Written instruction:
Show only lines that include "让学生独立完成下一步列式".

## begin Records provided

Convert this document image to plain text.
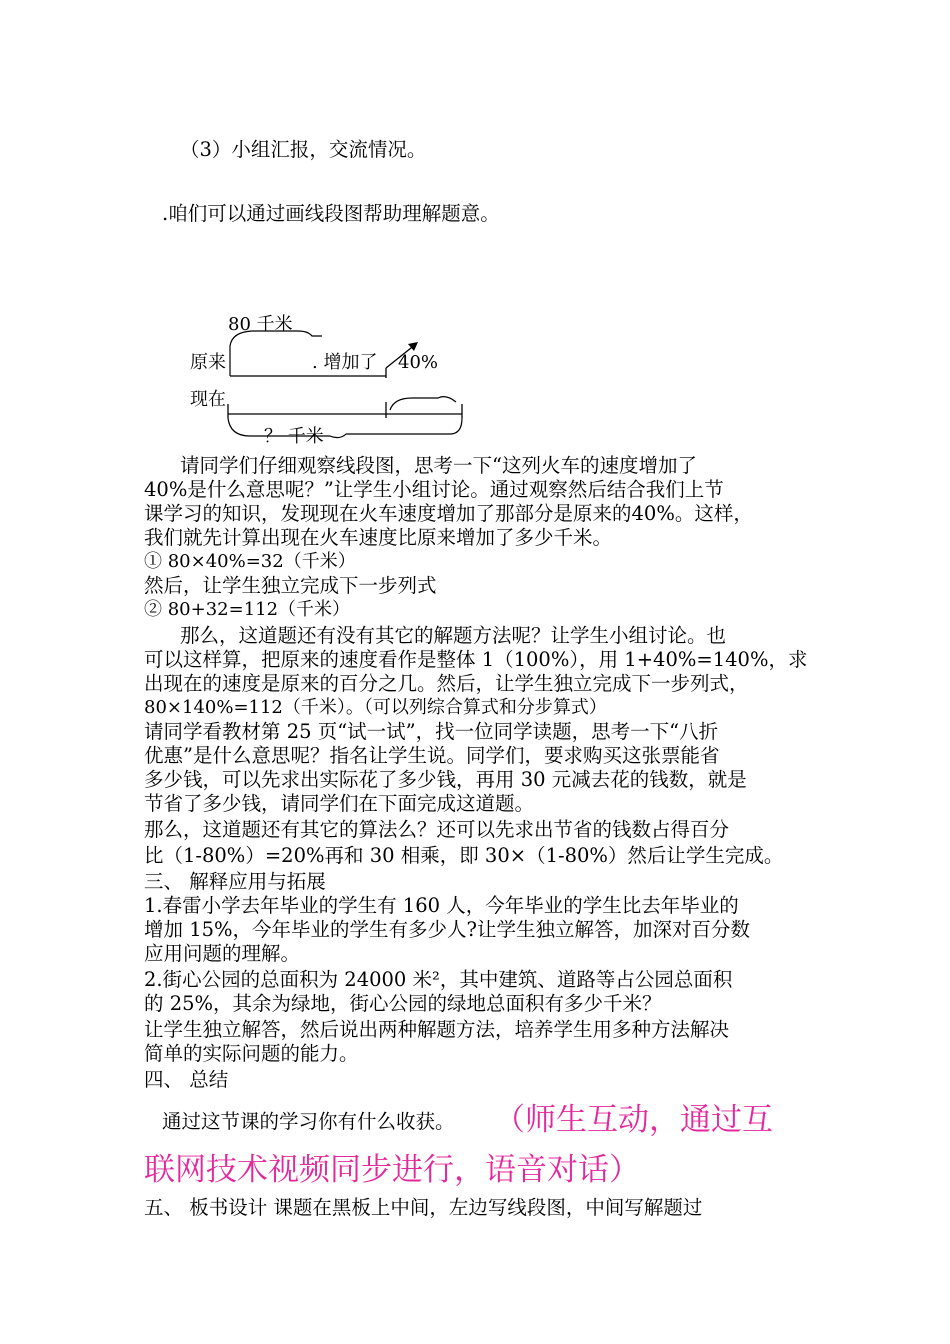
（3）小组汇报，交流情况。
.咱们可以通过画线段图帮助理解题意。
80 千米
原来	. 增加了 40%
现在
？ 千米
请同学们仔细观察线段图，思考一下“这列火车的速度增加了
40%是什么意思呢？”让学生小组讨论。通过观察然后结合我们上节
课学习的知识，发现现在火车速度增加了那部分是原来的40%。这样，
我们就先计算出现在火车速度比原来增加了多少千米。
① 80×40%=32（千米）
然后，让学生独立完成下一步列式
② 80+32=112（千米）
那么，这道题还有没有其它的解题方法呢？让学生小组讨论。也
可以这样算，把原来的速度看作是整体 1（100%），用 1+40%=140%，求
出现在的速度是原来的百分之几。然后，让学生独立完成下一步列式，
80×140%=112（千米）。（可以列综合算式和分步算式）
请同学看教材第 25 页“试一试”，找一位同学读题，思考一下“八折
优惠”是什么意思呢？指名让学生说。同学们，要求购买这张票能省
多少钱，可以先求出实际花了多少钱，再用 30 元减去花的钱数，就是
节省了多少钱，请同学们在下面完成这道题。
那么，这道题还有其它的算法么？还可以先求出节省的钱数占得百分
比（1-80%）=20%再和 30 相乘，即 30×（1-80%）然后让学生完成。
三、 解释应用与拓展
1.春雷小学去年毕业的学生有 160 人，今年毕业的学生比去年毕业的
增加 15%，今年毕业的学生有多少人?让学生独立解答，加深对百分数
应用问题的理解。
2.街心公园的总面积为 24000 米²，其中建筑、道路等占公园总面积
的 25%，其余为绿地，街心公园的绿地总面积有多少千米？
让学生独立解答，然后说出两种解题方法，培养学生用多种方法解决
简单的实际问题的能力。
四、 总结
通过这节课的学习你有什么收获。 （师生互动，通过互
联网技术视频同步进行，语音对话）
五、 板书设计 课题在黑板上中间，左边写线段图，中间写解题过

## end Records provided
## begin Records provided

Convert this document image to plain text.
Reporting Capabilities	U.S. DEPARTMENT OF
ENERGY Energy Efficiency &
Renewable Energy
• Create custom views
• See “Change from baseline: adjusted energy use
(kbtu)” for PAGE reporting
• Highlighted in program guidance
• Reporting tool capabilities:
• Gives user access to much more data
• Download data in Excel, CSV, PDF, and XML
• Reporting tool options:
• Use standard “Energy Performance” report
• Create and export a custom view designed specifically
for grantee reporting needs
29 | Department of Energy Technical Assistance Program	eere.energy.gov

## end Records provided

Task output:
然后，让学生独立完成下一步列式
出现在的速度是原来的百分之几。然后，让学生独立完成下一步列式，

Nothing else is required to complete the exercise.